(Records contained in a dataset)

┄┄┄┄┄┄┄┄┄┄

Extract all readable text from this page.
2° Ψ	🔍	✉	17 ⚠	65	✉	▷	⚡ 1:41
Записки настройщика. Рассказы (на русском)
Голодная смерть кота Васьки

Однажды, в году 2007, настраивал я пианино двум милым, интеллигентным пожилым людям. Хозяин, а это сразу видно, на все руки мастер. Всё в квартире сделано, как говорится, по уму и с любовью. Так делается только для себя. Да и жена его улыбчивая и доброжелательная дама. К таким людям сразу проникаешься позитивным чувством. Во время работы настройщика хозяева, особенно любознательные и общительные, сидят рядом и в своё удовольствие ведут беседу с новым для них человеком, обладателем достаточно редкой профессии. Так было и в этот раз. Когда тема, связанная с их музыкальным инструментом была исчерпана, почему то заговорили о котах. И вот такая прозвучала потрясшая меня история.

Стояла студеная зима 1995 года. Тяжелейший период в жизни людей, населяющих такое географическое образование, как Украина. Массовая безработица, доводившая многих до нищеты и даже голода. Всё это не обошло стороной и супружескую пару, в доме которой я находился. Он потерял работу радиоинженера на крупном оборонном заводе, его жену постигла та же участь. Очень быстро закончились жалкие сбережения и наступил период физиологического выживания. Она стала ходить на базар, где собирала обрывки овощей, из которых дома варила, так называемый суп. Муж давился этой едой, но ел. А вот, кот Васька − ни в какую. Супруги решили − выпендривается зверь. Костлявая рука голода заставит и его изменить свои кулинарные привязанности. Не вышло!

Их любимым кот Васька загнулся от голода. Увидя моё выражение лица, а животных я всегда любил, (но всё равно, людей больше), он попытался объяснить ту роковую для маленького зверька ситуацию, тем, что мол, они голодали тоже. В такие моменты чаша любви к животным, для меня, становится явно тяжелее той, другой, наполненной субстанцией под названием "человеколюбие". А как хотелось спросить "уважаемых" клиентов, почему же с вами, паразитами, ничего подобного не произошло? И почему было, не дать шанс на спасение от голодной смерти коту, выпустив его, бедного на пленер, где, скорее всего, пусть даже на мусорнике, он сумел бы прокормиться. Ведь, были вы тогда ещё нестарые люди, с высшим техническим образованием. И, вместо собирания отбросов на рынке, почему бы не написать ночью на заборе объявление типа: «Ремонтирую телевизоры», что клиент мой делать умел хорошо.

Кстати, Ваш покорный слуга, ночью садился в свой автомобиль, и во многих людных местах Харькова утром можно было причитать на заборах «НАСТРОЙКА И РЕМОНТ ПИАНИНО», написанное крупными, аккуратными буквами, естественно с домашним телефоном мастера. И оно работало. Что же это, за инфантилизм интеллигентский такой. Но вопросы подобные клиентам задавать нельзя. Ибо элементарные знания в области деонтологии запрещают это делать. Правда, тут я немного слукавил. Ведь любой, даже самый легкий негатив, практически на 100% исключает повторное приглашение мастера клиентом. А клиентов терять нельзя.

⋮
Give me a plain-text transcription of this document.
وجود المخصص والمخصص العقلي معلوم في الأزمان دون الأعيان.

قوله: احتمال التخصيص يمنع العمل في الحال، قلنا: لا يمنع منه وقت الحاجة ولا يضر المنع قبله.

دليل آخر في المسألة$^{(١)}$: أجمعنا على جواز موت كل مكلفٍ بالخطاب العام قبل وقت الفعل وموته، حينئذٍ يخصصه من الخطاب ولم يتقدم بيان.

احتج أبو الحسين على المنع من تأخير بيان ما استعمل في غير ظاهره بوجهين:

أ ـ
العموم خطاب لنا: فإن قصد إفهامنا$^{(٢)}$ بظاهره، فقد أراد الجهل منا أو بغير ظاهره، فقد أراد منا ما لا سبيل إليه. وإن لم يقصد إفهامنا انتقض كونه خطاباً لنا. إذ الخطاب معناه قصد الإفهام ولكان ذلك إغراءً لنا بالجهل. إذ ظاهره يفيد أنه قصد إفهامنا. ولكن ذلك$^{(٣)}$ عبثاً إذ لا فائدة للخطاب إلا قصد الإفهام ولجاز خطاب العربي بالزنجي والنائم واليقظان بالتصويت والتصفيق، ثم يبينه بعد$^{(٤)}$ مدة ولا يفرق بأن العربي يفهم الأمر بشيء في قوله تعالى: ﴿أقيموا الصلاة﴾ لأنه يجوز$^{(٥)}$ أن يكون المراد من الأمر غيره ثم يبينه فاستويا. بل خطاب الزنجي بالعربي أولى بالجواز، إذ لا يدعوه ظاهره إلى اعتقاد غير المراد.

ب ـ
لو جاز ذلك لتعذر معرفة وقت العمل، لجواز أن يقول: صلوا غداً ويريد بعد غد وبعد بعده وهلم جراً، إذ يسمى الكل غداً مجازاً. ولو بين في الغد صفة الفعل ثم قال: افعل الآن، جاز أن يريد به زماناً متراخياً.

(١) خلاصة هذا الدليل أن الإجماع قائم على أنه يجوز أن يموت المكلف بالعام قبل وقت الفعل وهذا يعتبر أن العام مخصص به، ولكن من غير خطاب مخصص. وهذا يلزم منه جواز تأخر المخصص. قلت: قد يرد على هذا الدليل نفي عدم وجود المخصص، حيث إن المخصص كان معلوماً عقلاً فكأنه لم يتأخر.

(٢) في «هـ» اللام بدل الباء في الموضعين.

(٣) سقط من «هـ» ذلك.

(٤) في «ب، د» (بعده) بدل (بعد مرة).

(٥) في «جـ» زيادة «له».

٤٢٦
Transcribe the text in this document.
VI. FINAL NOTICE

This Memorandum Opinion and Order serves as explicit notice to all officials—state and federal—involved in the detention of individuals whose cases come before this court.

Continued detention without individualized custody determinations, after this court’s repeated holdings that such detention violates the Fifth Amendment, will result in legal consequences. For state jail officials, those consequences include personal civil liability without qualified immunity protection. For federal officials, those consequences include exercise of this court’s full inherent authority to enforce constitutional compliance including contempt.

┄┄┄┄┄┄┄┄┄┄

> _YOUR INSTRUCTIONS_
Pick out and copy the lines of the material that include the word "federal".

> _EXERCISE ANSWER_
This Memorandum Opinion and Order serves as explicit notice to all officials—state and federal—involved in the detention of individuals whose cases come before this court.
Continued detention without individualized custody determinations, after this court’s repeated holdings that such detention violates the Fifth Amendment, will result in legal consequences. For state jail officials, those consequences include personal civil liability without qualified immunity protection. For federal officials, those consequences include exercise of this court’s full inherent authority to enforce constitutional compliance including contempt.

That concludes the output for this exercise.